◆ Given task ◆
Write out all the data again, exactly as it stands.

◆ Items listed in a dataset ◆
══════

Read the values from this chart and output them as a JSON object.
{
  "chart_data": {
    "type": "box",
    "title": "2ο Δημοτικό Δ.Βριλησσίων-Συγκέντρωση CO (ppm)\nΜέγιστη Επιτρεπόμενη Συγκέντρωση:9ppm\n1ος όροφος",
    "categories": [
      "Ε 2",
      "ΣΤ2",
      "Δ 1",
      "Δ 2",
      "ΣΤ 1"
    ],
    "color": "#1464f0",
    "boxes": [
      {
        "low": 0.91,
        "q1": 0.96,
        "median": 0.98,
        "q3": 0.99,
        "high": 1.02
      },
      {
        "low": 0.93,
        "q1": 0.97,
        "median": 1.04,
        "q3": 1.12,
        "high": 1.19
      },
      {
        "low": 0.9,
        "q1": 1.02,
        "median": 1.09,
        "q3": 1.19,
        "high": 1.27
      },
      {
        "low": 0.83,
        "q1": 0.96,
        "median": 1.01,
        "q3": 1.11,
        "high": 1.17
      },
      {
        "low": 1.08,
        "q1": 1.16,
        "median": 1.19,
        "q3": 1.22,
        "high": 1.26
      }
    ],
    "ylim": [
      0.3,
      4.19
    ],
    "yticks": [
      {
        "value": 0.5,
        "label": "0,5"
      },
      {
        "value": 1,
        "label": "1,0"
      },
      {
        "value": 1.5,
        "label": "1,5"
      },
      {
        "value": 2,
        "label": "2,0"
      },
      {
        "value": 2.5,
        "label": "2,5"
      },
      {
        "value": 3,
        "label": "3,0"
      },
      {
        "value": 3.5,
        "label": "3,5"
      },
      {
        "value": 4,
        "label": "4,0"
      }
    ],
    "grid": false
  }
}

══════

◆ Exercise solution ◆
Read the values from this chart and output them as a JSON object.
{
  "chart_data": {
    "type": "box",
    "title": "2ο Δημοτικό Δ.Βριλησσίων-Συγκέντρωση CO (ppm)\nΜέγιστη Επιτρεπόμενη Συγκέντρωση:9ppm\n1ος όροφος",
    "categories": [
      "Ε 2",
      "ΣΤ2",
      "Δ 1",
      "Δ 2",
      "ΣΤ 1"
    ],
    "color": "#1464f0",
    "boxes": [
      {
        "low": 0.91,
        "q1": 0.96,
        "median": 0.98,
        "q3": 0.99,
        "high": 1.02
      },
      {
        "low": 0.93,
        "q1": 0.97,
        "median": 1.04,
        "q3": 1.12,
        "high": 1.19
      },
      {
        "low": 0.9,
        "q1": 1.02,
        "median": 1.09,
        "q3": 1.19,
        "high": 1.27
      },
      {
        "low": 0.83,
        "q1": 0.96,
        "median": 1.01,
        "q3": 1.11,
        "high": 1.17
      },
      {
        "low": 1.08,
        "q1": 1.16,
        "median": 1.19,
        "q3": 1.22,
        "high": 1.26
      }
    ],
    "ylim": [
      0.3,
      4.19
    ],
    "yticks": [
      {
        "value": 0.5,
        "label": "0,5"
      },
      {
        "value": 1,
        "label": "1,0"
      },
      {
        "value": 1.5,
        "label": "1,5"
      },
      {
        "value": 2,
        "label": "2,0"
      },
      {
        "value": 2.5,
        "label": "2,5"
      },
      {
        "value": 3,
        "label": "3,0"
      },
      {
        "value": 3.5,
        "label": "3,5"
      },
      {
        "value": 4,
        "label": "4,0"
      }
    ],
    "grid": false
  }
}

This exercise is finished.